Locate every line in the material below that has the word "this". Copy each of those lines.

::::

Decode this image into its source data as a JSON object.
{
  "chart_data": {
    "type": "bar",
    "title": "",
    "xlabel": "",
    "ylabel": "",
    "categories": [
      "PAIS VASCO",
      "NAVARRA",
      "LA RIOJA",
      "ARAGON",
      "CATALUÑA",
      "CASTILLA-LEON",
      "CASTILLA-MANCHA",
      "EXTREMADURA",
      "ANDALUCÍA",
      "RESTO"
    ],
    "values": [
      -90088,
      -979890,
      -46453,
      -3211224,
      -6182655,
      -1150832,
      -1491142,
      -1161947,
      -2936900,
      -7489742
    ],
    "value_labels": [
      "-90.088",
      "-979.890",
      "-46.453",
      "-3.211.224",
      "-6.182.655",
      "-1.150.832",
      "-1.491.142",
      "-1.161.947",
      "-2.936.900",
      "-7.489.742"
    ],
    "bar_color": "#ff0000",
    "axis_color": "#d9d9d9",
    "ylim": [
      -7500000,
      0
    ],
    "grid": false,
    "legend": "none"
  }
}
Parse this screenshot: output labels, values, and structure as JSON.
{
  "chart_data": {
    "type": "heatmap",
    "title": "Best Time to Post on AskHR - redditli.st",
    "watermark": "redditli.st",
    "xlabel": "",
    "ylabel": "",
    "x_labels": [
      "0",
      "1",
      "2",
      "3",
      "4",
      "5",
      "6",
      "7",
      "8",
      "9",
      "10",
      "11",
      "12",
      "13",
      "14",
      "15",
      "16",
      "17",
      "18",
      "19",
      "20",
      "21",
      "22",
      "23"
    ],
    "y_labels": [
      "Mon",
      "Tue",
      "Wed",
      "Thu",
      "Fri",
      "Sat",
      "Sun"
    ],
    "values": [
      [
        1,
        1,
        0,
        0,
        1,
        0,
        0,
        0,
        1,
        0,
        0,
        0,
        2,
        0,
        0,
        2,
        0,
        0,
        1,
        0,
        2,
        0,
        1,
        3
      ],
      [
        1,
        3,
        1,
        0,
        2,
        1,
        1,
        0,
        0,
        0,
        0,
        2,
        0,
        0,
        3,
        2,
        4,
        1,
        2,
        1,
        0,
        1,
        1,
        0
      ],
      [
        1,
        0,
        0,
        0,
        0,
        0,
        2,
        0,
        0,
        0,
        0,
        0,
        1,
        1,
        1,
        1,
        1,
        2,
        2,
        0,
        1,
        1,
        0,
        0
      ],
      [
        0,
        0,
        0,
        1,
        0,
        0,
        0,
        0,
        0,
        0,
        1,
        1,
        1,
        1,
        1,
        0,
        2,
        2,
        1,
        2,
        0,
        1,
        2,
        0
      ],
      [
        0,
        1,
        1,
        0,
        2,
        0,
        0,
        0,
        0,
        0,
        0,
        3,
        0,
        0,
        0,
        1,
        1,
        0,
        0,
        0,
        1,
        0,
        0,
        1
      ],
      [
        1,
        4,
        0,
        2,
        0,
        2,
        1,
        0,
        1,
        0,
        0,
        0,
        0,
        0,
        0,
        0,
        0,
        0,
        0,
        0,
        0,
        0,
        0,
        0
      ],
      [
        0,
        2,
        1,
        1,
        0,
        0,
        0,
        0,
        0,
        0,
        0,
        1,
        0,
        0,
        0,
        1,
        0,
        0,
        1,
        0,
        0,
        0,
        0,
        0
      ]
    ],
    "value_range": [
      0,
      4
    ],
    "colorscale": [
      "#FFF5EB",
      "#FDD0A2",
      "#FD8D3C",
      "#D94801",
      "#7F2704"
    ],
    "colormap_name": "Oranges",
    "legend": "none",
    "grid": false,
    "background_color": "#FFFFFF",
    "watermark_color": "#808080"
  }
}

::::

*Solution to the exercise*:
Decode this image into its source data as a JSON object.
Parse this screenshot: output labels, values, and structure as JSON.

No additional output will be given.